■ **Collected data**
________________________
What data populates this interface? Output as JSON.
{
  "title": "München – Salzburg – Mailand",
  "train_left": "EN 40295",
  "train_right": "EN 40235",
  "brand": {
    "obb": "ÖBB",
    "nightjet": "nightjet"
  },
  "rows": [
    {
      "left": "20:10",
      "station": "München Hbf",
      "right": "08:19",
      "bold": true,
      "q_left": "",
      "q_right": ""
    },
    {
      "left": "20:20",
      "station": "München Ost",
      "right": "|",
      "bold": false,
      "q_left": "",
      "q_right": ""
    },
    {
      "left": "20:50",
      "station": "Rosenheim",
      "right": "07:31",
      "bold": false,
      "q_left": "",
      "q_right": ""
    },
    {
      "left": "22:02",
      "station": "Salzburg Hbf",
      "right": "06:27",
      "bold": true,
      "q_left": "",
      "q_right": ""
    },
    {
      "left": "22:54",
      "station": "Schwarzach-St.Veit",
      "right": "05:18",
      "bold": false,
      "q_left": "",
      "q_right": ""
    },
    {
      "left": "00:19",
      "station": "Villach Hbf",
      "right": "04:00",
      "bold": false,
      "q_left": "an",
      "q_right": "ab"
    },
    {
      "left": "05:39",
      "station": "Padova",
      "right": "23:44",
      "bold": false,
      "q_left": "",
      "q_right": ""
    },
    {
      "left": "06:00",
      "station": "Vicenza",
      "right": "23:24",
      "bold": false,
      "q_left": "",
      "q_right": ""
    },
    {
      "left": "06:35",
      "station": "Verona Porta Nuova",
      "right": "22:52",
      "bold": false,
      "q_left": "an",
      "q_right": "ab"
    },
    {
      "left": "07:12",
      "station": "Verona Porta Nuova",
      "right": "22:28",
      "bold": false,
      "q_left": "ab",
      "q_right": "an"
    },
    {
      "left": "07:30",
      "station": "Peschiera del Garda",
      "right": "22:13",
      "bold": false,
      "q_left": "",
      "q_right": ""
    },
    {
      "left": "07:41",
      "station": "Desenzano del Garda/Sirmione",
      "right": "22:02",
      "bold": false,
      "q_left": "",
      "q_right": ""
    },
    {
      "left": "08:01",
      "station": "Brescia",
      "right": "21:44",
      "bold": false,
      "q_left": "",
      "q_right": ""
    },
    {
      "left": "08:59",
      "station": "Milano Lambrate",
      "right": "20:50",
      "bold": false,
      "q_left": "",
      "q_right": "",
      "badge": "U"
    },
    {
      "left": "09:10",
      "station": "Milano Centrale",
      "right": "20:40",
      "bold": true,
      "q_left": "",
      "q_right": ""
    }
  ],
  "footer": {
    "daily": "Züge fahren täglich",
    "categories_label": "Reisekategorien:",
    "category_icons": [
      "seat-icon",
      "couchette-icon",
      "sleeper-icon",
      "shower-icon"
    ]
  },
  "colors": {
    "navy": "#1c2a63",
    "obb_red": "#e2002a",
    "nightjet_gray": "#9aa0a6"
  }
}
________________________
■ **THE PROBLEM**
Identify the lines in the entries above that contain "Garda", then copy them out.

■ **RESULT**
      "station": "Peschiera del Garda",
      "station": "Desenzano del Garda/Sirmione",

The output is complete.